Requirement:
Each line containing the word "Generate" needs to be copied.

Provided records:
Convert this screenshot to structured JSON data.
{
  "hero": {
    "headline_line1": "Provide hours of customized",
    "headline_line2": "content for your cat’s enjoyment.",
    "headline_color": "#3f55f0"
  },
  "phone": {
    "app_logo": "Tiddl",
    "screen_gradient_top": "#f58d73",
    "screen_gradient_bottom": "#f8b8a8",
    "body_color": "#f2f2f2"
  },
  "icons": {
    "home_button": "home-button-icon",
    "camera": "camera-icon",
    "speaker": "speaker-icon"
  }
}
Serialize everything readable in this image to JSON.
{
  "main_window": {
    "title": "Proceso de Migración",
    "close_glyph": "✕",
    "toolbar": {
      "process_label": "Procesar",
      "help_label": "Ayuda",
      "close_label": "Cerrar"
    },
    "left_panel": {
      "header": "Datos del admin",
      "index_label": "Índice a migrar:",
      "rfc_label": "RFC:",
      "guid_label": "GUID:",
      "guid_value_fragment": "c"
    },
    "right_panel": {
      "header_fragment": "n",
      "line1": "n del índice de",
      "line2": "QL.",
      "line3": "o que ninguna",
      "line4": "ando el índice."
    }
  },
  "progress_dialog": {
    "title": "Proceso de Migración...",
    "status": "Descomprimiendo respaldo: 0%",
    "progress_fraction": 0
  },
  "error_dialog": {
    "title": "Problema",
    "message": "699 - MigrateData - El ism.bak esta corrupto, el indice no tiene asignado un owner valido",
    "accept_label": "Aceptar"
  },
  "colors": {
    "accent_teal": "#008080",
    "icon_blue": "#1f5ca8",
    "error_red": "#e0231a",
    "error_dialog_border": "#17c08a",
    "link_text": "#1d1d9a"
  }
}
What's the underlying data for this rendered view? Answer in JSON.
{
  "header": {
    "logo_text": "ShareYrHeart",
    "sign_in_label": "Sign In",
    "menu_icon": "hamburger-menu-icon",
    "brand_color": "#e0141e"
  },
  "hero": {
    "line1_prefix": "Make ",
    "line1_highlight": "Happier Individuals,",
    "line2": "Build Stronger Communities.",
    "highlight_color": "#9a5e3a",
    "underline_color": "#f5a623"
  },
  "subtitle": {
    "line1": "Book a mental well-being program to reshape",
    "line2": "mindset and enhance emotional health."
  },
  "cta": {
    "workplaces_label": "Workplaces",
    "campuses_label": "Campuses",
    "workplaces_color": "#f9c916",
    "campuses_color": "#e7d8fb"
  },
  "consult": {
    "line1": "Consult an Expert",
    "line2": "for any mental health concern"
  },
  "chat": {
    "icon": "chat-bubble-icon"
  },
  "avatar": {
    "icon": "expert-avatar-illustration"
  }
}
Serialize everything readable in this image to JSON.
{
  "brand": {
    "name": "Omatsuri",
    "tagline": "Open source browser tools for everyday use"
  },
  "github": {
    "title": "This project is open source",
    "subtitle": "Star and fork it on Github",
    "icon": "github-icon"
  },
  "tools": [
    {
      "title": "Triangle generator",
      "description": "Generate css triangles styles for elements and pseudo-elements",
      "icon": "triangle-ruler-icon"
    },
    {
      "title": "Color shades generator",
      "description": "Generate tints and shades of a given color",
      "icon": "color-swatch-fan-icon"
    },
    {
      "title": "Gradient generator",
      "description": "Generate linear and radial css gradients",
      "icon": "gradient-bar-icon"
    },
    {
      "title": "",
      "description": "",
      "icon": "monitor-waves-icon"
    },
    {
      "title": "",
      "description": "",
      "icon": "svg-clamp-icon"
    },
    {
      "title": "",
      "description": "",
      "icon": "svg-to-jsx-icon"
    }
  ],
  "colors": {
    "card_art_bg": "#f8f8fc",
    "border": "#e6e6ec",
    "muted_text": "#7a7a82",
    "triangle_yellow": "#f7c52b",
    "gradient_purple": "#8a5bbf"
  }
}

Task answer:
      "description": "Generate css triangles styles for elements and pseudo-elements",
      "description": "Generate tints and shades of a given color",
      "description": "Generate linear and radial css gradients",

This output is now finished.